-- WHAT YOU ARE ASKED TO DO --
Can you render every entry below as a numbered list of its lines, skipping blank lines and leaving the pictures out?
++++++++++++++++++++
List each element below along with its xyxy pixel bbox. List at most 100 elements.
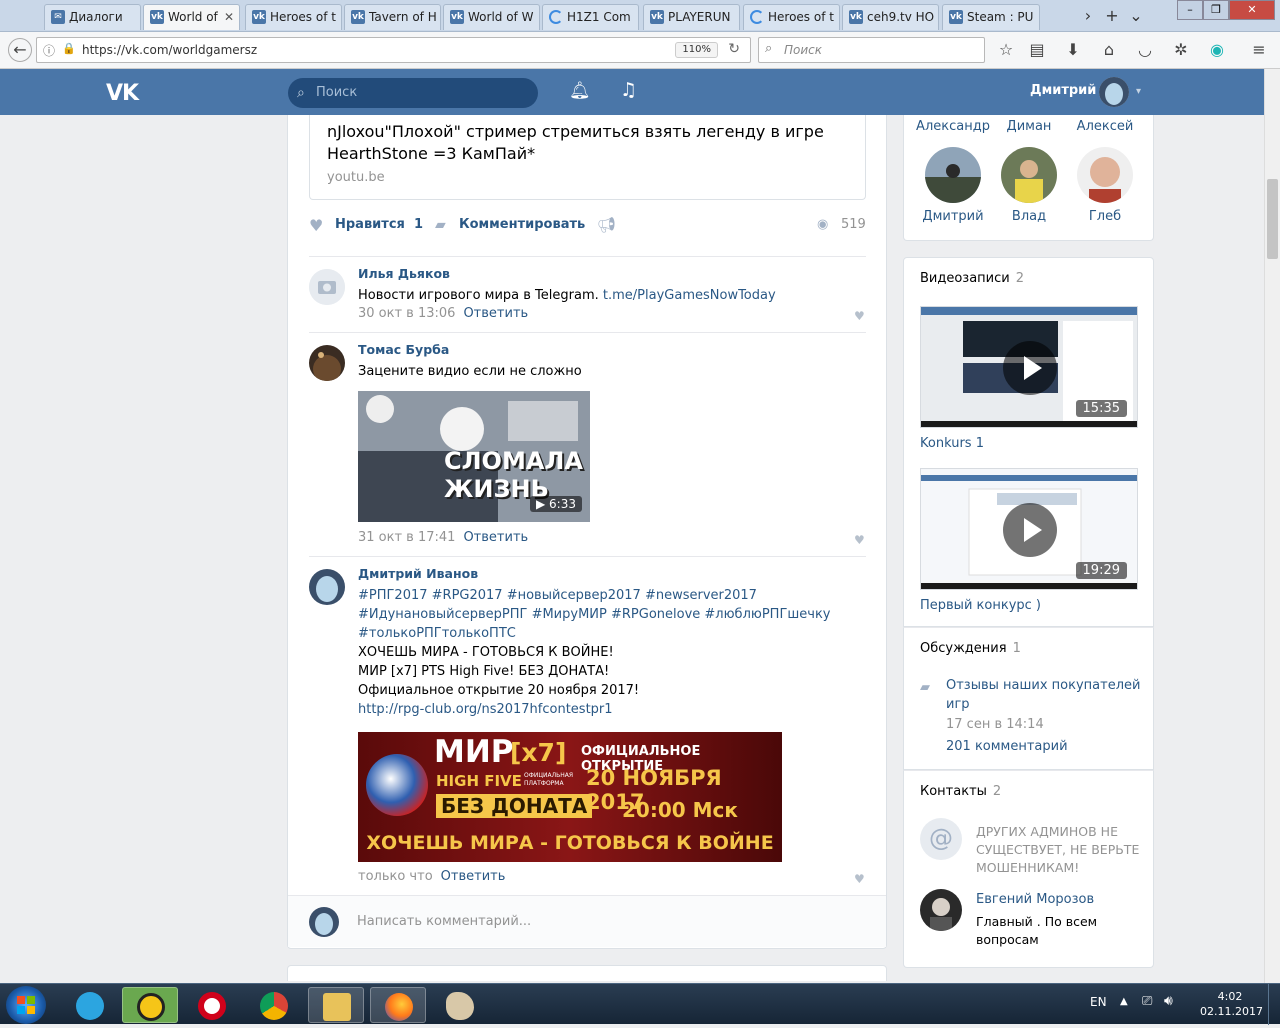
video-thumbnail[interactable]: 15:35 — [920, 306, 1138, 428]
tab-tavern[interactable]: vk Tavern of H — [344, 4, 441, 30]
tab-heroes-2[interactable]: Heroes of t — [743, 4, 840, 30]
scrollbar-thumb[interactable] — [1267, 179, 1278, 259]
network-icon[interactable]: ⎚ — [1142, 994, 1152, 1009]
heart-icon[interactable]: ♥ — [854, 534, 866, 546]
reading-list-icon[interactable]: ▤ — [1026, 39, 1048, 61]
discussion-comments[interactable]: 201 комментарий — [946, 739, 1068, 754]
banner-image[interactable]: МИР [x7] HIGH FIVE ОФИЦИАЛЬНАЯ ПЛАТФОРМА… — [358, 732, 782, 862]
comment-author[interactable]: Дмитрий Иванов — [358, 566, 478, 581]
avatar[interactable] — [1099, 77, 1129, 107]
tab-dialogs[interactable]: ✉ Диалоги — [44, 4, 141, 30]
start-button[interactable] — [6, 986, 46, 1024]
taskbar-chrome[interactable] — [246, 987, 302, 1023]
tab-world-of-w[interactable]: vk World of W — [443, 4, 540, 30]
reload-icon[interactable]: ↻ — [728, 41, 740, 57]
taskbar-opera[interactable] — [184, 987, 240, 1023]
clock[interactable]: 4:02 02.11.2017 — [1200, 989, 1263, 1019]
member-item[interactable]: Глеб — [1067, 147, 1143, 224]
video-thumbnail[interactable]: 19:29 — [920, 468, 1138, 590]
like-button[interactable]: Нравится 1 — [335, 217, 423, 232]
comment-author[interactable]: Илья Дьяков — [358, 266, 450, 281]
tab-scroll-right-icon[interactable]: › — [1076, 4, 1100, 28]
video-title[interactable]: Первый конкурс ) — [920, 598, 1041, 613]
tray-expand-icon[interactable]: ▲ — [1120, 996, 1128, 1007]
minimize-button[interactable]: – — [1177, 0, 1203, 20]
download-icon[interactable]: ⬇ — [1062, 39, 1084, 61]
taskbar-telegram[interactable] — [62, 987, 118, 1023]
comment-button[interactable]: Комментировать — [459, 217, 585, 232]
chevron-down-icon[interactable]: ▾ — [1136, 86, 1141, 97]
browser-search-input[interactable]: ⌕ Поиск — [758, 37, 985, 63]
zoom-badge[interactable]: 110% — [675, 42, 718, 58]
reply-link[interactable]: Ответить — [441, 869, 506, 884]
reply-link[interactable]: Ответить — [463, 530, 528, 545]
play-icon[interactable] — [1003, 341, 1057, 395]
hashtag-line[interactable]: #толькоРПГтолькоПТС — [358, 624, 858, 643]
avatar[interactable] — [309, 569, 345, 605]
member-item[interactable]: Влад — [991, 147, 1067, 224]
heart-icon[interactable]: ♥ — [854, 873, 866, 885]
play-icon[interactable] — [1003, 503, 1057, 557]
video-attachment[interactable]: СЛОМАЛА ЖИЗНЬ ▶ 6:33 — [358, 391, 590, 522]
home-icon[interactable]: ⌂ — [1098, 39, 1120, 61]
maximize-button[interactable]: ❐ — [1203, 0, 1229, 20]
url-text[interactable]: https://vk.com/worldgamersz — [82, 43, 257, 57]
hashtag-line[interactable]: #РПГ2017 #RPG2017 #новыйсервер2017 #news… — [358, 586, 858, 605]
member-item[interactable]: Дмитрий — [915, 147, 991, 224]
tab-list-chevron-down-icon[interactable]: ⌄ — [1124, 4, 1148, 28]
music-note-icon[interactable]: ♫ — [620, 79, 637, 101]
taskbar-paint[interactable] — [432, 987, 488, 1023]
vpn-icon[interactable]: ◉ — [1206, 39, 1228, 61]
taskbar-game-app[interactable] — [122, 987, 178, 1023]
taskbar-explorer[interactable] — [308, 987, 364, 1023]
window-close-button[interactable]: ✕ — [1229, 0, 1275, 20]
comment-link[interactable]: http://rpg-club.org/ns2017hfcontestpr1 — [358, 700, 858, 719]
language-indicator[interactable]: EN — [1090, 995, 1107, 1009]
comment-link[interactable]: t.me/PlayGamesNowToday — [603, 288, 776, 303]
pocket-icon[interactable]: ◡ — [1134, 39, 1156, 61]
videos-header[interactable]: Видеозаписи 2 — [920, 271, 1024, 286]
tab-heroes[interactable]: vk Heroes of t — [245, 4, 342, 30]
volume-icon[interactable]: 🔊︎ — [1164, 993, 1173, 1009]
share-megaphone-icon[interactable]: 📢︎ — [597, 216, 616, 234]
discussions-header[interactable]: Обсуждения 1 — [920, 641, 1021, 656]
tab-ceh9[interactable]: vk ceh9.tv HO — [842, 4, 939, 30]
link-title[interactable]: nJloxou"Плохой" стример стремиться взять… — [327, 121, 847, 165]
menu-hamburger-icon[interactable]: ≡ — [1248, 39, 1270, 61]
heart-icon[interactable]: ♥ — [854, 310, 866, 322]
video-title[interactable]: Konkurs 1 — [920, 436, 984, 451]
avatar[interactable] — [309, 345, 345, 381]
contacts-header[interactable]: Контакты 2 — [920, 784, 1001, 799]
link-preview-card[interactable]: nJloxou"Плохой" стример стремиться взять… — [309, 115, 866, 200]
avatar[interactable] — [920, 889, 962, 931]
member-name[interactable]: Александр — [915, 119, 991, 134]
comment-author[interactable]: Томас Бурба — [358, 342, 449, 357]
bell-icon[interactable]: 🔔︎ — [569, 81, 591, 101]
new-tab-plus-icon[interactable]: + — [1100, 4, 1124, 28]
tab-steam[interactable]: vk Steam : PU — [942, 4, 1040, 30]
bookmark-star-icon[interactable]: ☆ — [995, 39, 1017, 61]
tab-world-of-active[interactable]: vk World of ✕ — [143, 4, 240, 30]
vk-user-name[interactable]: Дмитрий — [1030, 83, 1096, 98]
vk-logo[interactable]: VK — [106, 81, 139, 106]
comment-input[interactable]: Написать комментарий... — [357, 914, 531, 929]
avatar[interactable] — [309, 269, 345, 305]
discussion-topic[interactable]: Отзывы наших покупателей игр — [946, 676, 1146, 714]
member-name[interactable]: Диман — [991, 119, 1067, 134]
show-desktop-button[interactable] — [1268, 984, 1280, 1025]
vk-search-input[interactable]: ⌕ Поиск — [288, 78, 538, 108]
info-icon[interactable]: ⓘ — [43, 42, 55, 59]
url-bar[interactable]: ⓘ 🔒 https://vk.com/worldgamersz 110% ↻ — [36, 37, 751, 63]
close-icon[interactable]: ✕ — [224, 5, 234, 29]
heart-icon[interactable]: ♥ — [309, 216, 323, 235]
extension-icon[interactable]: ✲ — [1170, 39, 1192, 61]
reply-link[interactable]: Ответить — [463, 306, 528, 321]
contact-name[interactable]: Евгений Морозов — [976, 892, 1094, 907]
tab-h1z1[interactable]: H1Z1 Com — [542, 4, 639, 30]
back-arrow-icon[interactable]: ← — [8, 38, 32, 62]
taskbar-firefox[interactable] — [370, 987, 426, 1023]
hashtag-line[interactable]: #ИдунановыйсерверРПГ #МируМИР #RPGonelov… — [358, 605, 858, 624]
page-scrollbar[interactable] — [1264, 69, 1280, 983]
member-name[interactable]: Алексей — [1067, 119, 1143, 134]
tab-playerun[interactable]: vk PLAYERUN — [643, 4, 740, 30]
++++++++++++++++++++
-- CORRECT OUTPUT --
1. List each element below along with its xyxy pixel bbox. List at most 100 elements.
2. video-thumbnail[interactable]: 15:35 — [920, 306, 1138, 428]
3. tab-tavern[interactable]: vk Tavern of H — [344, 4, 441, 30]
4. tab-heroes-2[interactable]: Heroes of t — [743, 4, 840, 30]
5. scrollbar-thumb[interactable] — [1267, 179, 1278, 259]
6. network-icon[interactable]: ⎚ — [1142, 994, 1152, 1009]
7. heart-icon[interactable]: ♥ — [854, 534, 866, 546]
8. reading-list-icon[interactable]: ▤ — [1026, 39, 1048, 61]
9. discussion-comments[interactable]: 201 комментарий — [946, 739, 1068, 754]
10. banner-image[interactable]: МИР [x7] HIGH FIVE ОФИЦИАЛЬНАЯ ПЛАТФОРМА… — [358, 732, 782, 862]
11. comment-author[interactable]: Дмитрий Иванов — [358, 566, 478, 581]
12. avatar[interactable] — [1099, 77, 1129, 107]
13. tab-dialogs[interactable]: ✉ Диалоги — [44, 4, 141, 30]
14. start-button[interactable] — [6, 986, 46, 1024]
15. taskbar-chrome[interactable] — [246, 987, 302, 1023]
16. tab-world-of-w[interactable]: vk World of W — [443, 4, 540, 30]
17. reload-icon[interactable]: ↻ — [728, 41, 740, 57]
18. taskbar-opera[interactable] — [184, 987, 240, 1023]
19. clock[interactable]: 4:02 02.11.2017 — [1200, 989, 1263, 1019]
20. member-item[interactable]: Глеб — [1067, 147, 1143, 224]
21. video-thumbnail[interactable]: 19:29 — [920, 468, 1138, 590]
22. like-button[interactable]: Нравится 1 — [335, 217, 423, 232]
23. comment-author[interactable]: Илья Дьяков — [358, 266, 450, 281]
24. tab-scroll-right-icon[interactable]: › — [1076, 4, 1100, 28]
25. video-title[interactable]: Первый конкурс ) — [920, 598, 1041, 613]
26. tray-expand-icon[interactable]: ▲ — [1120, 996, 1128, 1007]
27. minimize-button[interactable]: – — [1177, 0, 1203, 20]
28. download-icon[interactable]: ⬇ — [1062, 39, 1084, 61]
29. taskbar-telegram[interactable] — [62, 987, 118, 1023]
30. comment-button[interactable]: Комментировать — [459, 217, 585, 232]
31. chevron-down-icon[interactable]: ▾ — [1136, 86, 1141, 97]
32. browser-search-input[interactable]: ⌕ Поиск — [758, 37, 985, 63]
33. zoom-badge[interactable]: 110% — [675, 42, 718, 58]
34. reply-link[interactable]: Ответить — [441, 869, 506, 884]
35. reply-link[interactable]: Ответить — [463, 530, 528, 545]
36. play-icon[interactable] — [1003, 341, 1057, 395]
37. hashtag-line[interactable]: #толькоРПГтолькоПТС — [358, 624, 858, 643]
38. avatar[interactable] — [309, 569, 345, 605]
39. member-item[interactable]: Влад — [991, 147, 1067, 224]
40. heart-icon[interactable]: ♥ — [854, 873, 866, 885]
41. play-icon[interactable] — [1003, 503, 1057, 557]
42. video-attachment[interactable]: СЛОМАЛА ЖИЗНЬ ▶ 6:33 — [358, 391, 590, 522]
43. home-icon[interactable]: ⌂ — [1098, 39, 1120, 61]
44. maximize-button[interactable]: ❐ — [1203, 0, 1229, 20]
45. url-text[interactable]: https://vk.com/worldgamersz — [82, 43, 257, 57]
46. hashtag-line[interactable]: #РПГ2017 #RPG2017 #новыйсервер2017 #news… — [358, 586, 858, 605]
47. member-item[interactable]: Дмитрий — [915, 147, 991, 224]
48. tab-list-chevron-down-icon[interactable]: ⌄ — [1124, 4, 1148, 28]
49. music-note-icon[interactable]: ♫ — [620, 79, 637, 101]
50. taskbar-paint[interactable] — [432, 987, 488, 1023]
51. vpn-icon[interactable]: ◉ — [1206, 39, 1228, 61]
52. taskbar-game-app[interactable] — [122, 987, 178, 1023]
53. taskbar-explorer[interactable] — [308, 987, 364, 1023]
54. window-close-button[interactable]: ✕ — [1229, 0, 1275, 20]
55. comment-link[interactable]: http://rpg-club.org/ns2017hfcontestpr1 — [358, 700, 858, 719]
56. language-indicator[interactable]: EN — [1090, 995, 1107, 1009]
57. comment-link[interactable]: t.me/PlayGamesNowToday — [603, 288, 776, 303]
58. pocket-icon[interactable]: ◡ — [1134, 39, 1156, 61]
59. videos-header[interactable]: Видеозаписи 2 — [920, 271, 1024, 286]
60. tab-heroes[interactable]: vk Heroes of t — [245, 4, 342, 30]
61. volume-icon[interactable]: 🔊︎ — [1164, 993, 1173, 1009]
62. share-megaphone-icon[interactable]: 📢︎ — [597, 216, 616, 234]
63. discussions-header[interactable]: Обсуждения 1 — [920, 641, 1021, 656]
64. tab-ceh9[interactable]: vk ceh9.tv HO — [842, 4, 939, 30]
65. link-title[interactable]: nJloxou"Плохой" стример стремиться взять… — [327, 121, 847, 165]
66. menu-hamburger-icon[interactable]: ≡ — [1248, 39, 1270, 61]
67. heart-icon[interactable]: ♥ — [854, 310, 866, 322]
68. video-title[interactable]: Konkurs 1 — [920, 436, 984, 451]
69. avatar[interactable] — [309, 345, 345, 381]
70. contacts-header[interactable]: Контакты 2 — [920, 784, 1001, 799]
71. link-preview-card[interactable]: nJloxou"Плохой" стример стремиться взять… — [309, 115, 866, 200]
72. avatar[interactable] — [920, 889, 962, 931]
73. member-name[interactable]: Александр — [915, 119, 991, 134]
74. comment-author[interactable]: Томас Бурба — [358, 342, 449, 357]
75. bell-icon[interactable]: 🔔︎ — [569, 81, 591, 101]
76. new-tab-plus-icon[interactable]: + — [1100, 4, 1124, 28]
77. tab-steam[interactable]: vk Steam : PU — [942, 4, 1040, 30]
78. bookmark-star-icon[interactable]: ☆ — [995, 39, 1017, 61]
79. tab-world-of-active[interactable]: vk World of ✕ — [143, 4, 240, 30]
80. vk-user-name[interactable]: Дмитрий — [1030, 83, 1096, 98]
81. vk-logo[interactable]: VK — [106, 81, 139, 106]
82. comment-input[interactable]: Написать комментарий... — [357, 914, 531, 929]
83. avatar[interactable] — [309, 269, 345, 305]
84. discussion-topic[interactable]: Отзывы наших покупателей игр — [946, 676, 1146, 714]
85. member-name[interactable]: Диман — [991, 119, 1067, 134]
86. show-desktop-button[interactable] — [1268, 984, 1280, 1025]
87. vk-search-input[interactable]: ⌕ Поиск — [288, 78, 538, 108]
88. info-icon[interactable]: ⓘ — [43, 42, 55, 59]
89. url-bar[interactable]: ⓘ 🔒 https://vk.com/worldgamersz 110% ↻ — [36, 37, 751, 63]
90. close-icon[interactable]: ✕ — [224, 5, 234, 29]
91. heart-icon[interactable]: ♥ — [309, 216, 323, 235]
92. extension-icon[interactable]: ✲ — [1170, 39, 1192, 61]
93. reply-link[interactable]: Ответить — [463, 306, 528, 321]
94. contact-name[interactable]: Евгений Морозов — [976, 892, 1094, 907]
95. tab-h1z1[interactable]: H1Z1 Com — [542, 4, 639, 30]
96. back-arrow-icon[interactable]: ← — [8, 38, 32, 62]
97. taskbar-firefox[interactable] — [370, 987, 426, 1023]
98. hashtag-line[interactable]: #ИдунановыйсерверРПГ #МируМИР #RPGonelov… — [358, 605, 858, 624]
99. page-scrollbar[interactable] — [1264, 69, 1280, 983]
100. member-name[interactable]: Алексей — [1067, 119, 1143, 134]
101. tab-playerun[interactable]: vk PLAYERUN — [643, 4, 740, 30]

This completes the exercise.